**Problem:**
Write out the listing beneath this instruction in its entirety, exactly as it reads.

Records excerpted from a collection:
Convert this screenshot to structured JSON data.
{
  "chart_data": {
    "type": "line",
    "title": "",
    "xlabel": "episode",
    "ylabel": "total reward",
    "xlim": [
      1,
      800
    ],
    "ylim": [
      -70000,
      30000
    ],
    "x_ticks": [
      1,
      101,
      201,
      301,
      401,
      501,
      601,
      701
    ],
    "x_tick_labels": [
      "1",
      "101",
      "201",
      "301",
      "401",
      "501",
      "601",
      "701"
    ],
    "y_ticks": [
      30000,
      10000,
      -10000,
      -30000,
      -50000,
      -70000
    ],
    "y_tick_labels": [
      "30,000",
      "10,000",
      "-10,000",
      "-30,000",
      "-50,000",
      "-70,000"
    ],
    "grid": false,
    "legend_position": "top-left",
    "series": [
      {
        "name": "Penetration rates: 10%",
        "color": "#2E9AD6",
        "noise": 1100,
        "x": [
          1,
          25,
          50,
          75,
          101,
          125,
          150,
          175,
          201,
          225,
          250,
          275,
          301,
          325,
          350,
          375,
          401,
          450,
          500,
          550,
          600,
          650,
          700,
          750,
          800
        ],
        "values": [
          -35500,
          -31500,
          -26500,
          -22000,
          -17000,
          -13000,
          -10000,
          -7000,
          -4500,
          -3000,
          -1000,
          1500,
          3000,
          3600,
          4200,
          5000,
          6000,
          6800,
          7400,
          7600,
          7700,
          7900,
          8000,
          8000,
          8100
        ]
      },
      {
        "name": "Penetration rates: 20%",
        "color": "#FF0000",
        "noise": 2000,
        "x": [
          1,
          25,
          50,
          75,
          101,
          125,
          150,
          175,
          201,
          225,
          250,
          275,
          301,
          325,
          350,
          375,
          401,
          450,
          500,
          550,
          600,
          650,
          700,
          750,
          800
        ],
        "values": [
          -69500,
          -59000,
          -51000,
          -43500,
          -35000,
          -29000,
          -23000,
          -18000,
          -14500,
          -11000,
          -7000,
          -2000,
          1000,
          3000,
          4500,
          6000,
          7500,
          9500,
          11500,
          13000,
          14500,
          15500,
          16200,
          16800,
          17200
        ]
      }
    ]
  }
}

**Result:**
Convert this screenshot to structured JSON data.
{
  "chart_data": {
    "type": "line",
    "title": "",
    "xlabel": "episode",
    "ylabel": "total reward",
    "xlim": [
      1,
      800
    ],
    "ylim": [
      -70000,
      30000
    ],
    "x_ticks": [
      1,
      101,
      201,
      301,
      401,
      501,
      601,
      701
    ],
    "x_tick_labels": [
      "1",
      "101",
      "201",
      "301",
      "401",
      "501",
      "601",
      "701"
    ],
    "y_ticks": [
      30000,
      10000,
      -10000,
      -30000,
      -50000,
      -70000
    ],
    "y_tick_labels": [
      "30,000",
      "10,000",
      "-10,000",
      "-30,000",
      "-50,000",
      "-70,000"
    ],
    "grid": false,
    "legend_position": "top-left",
    "series": [
      {
        "name": "Penetration rates: 10%",
        "color": "#2E9AD6",
        "noise": 1100,
        "x": [
          1,
          25,
          50,
          75,
          101,
          125,
          150,
          175,
          201,
          225,
          250,
          275,
          301,
          325,
          350,
          375,
          401,
          450,
          500,
          550,
          600,
          650,
          700,
          750,
          800
        ],
        "values": [
          -35500,
          -31500,
          -26500,
          -22000,
          -17000,
          -13000,
          -10000,
          -7000,
          -4500,
          -3000,
          -1000,
          1500,
          3000,
          3600,
          4200,
          5000,
          6000,
          6800,
          7400,
          7600,
          7700,
          7900,
          8000,
          8000,
          8100
        ]
      },
      {
        "name": "Penetration rates: 20%",
        "color": "#FF0000",
        "noise": 2000,
        "x": [
          1,
          25,
          50,
          75,
          101,
          125,
          150,
          175,
          201,
          225,
          250,
          275,
          301,
          325,
          350,
          375,
          401,
          450,
          500,
          550,
          600,
          650,
          700,
          750,
          800
        ],
        "values": [
          -69500,
          -59000,
          -51000,
          -43500,
          -35000,
          -29000,
          -23000,
          -18000,
          -14500,
          -11000,
          -7000,
          -2000,
          1000,
          3000,
          4500,
          6000,
          7500,
          9500,
          11500,
          13000,
          14500,
          15500,
          16200,
          16800,
          17200
        ]
      }
    ]
  }
}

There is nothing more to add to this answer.